▸ **Written task**: Lift out all lines below that contain "label".

▸ **Records for this exercise**:

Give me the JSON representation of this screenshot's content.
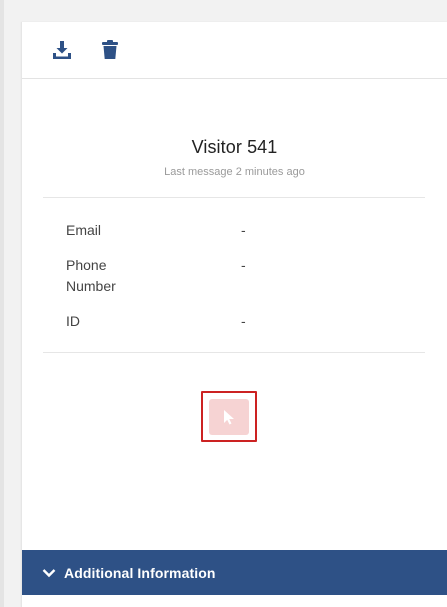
{
  "toolbar": {
    "download_icon": "download-icon",
    "delete_icon": "trash-icon"
  },
  "profile": {
    "name": "Visitor 541",
    "last_message": "Last message 2 minutes ago"
  },
  "fields": [
    {
      "label": "Email",
      "value": "-"
    },
    {
      "label": "Phone Number",
      "value": "-"
    },
    {
      "label": "ID",
      "value": "-"
    }
  ],
  "action": {
    "icon": "cursor-pointer-icon"
  },
  "accordion": {
    "label": "Additional Information",
    "icon": "chevron-down-icon"
  },
  "colors": {
    "accent": "#2e5186",
    "highlight_border": "#cc2222",
    "action_bg": "#f6d3d3"
  }
}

▸ **Written reply**:
      "label": "Email",
      "label": "Phone Number",
      "label": "ID",
    "label": "Additional Information",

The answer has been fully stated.